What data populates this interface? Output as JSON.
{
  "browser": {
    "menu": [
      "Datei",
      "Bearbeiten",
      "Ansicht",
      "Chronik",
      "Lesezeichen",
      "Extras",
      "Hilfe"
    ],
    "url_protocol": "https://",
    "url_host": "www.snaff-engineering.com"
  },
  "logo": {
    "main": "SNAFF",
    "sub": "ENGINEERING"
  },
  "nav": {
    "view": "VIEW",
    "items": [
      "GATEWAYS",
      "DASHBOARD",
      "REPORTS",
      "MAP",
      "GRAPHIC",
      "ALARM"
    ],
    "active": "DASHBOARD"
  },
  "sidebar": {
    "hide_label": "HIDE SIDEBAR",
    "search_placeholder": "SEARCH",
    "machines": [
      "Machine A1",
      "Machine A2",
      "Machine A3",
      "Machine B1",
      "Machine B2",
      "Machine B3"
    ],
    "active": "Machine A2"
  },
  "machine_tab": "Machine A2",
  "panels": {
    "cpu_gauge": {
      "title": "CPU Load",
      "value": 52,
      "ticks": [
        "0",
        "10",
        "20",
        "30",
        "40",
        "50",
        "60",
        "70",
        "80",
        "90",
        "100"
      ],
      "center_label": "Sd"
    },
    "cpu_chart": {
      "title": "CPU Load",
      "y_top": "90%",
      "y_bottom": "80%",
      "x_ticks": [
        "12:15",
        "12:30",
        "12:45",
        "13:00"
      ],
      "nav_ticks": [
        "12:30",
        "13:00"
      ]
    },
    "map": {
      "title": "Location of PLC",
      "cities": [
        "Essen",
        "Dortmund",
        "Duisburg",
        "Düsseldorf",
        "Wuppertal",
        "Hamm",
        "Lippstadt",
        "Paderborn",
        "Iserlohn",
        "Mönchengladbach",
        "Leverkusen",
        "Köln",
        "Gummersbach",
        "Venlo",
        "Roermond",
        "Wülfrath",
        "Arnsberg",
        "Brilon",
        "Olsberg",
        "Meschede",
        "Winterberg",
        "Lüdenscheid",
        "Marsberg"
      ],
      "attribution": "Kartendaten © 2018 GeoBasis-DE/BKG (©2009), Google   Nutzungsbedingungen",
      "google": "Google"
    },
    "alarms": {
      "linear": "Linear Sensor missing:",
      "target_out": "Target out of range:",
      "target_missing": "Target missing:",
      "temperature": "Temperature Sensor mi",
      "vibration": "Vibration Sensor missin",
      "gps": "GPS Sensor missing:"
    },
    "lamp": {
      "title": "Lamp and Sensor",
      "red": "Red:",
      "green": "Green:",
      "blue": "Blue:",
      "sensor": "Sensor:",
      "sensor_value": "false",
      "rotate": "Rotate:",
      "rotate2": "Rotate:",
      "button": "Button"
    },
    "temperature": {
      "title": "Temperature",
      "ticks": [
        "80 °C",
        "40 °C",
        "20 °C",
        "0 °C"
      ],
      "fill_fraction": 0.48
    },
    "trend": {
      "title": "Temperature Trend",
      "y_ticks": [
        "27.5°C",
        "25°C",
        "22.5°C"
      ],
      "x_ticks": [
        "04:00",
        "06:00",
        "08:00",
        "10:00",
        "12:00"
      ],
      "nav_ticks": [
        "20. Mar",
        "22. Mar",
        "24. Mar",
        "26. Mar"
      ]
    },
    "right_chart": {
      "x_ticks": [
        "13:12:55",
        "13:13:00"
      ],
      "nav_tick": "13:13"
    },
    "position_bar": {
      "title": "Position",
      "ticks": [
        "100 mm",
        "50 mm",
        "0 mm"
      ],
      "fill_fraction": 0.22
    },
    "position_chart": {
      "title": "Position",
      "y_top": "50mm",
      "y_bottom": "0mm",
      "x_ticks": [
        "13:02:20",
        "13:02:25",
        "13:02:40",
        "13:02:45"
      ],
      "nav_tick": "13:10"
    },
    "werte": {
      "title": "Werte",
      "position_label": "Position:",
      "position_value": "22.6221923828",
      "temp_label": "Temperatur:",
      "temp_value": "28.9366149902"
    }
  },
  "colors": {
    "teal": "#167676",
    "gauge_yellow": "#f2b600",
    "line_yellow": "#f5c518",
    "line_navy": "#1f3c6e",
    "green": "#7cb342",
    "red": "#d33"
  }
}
--------------------
**Task**
Check the records above line by line and tally those holding the string "Target". Answer with the number only.

**Complete answer**
2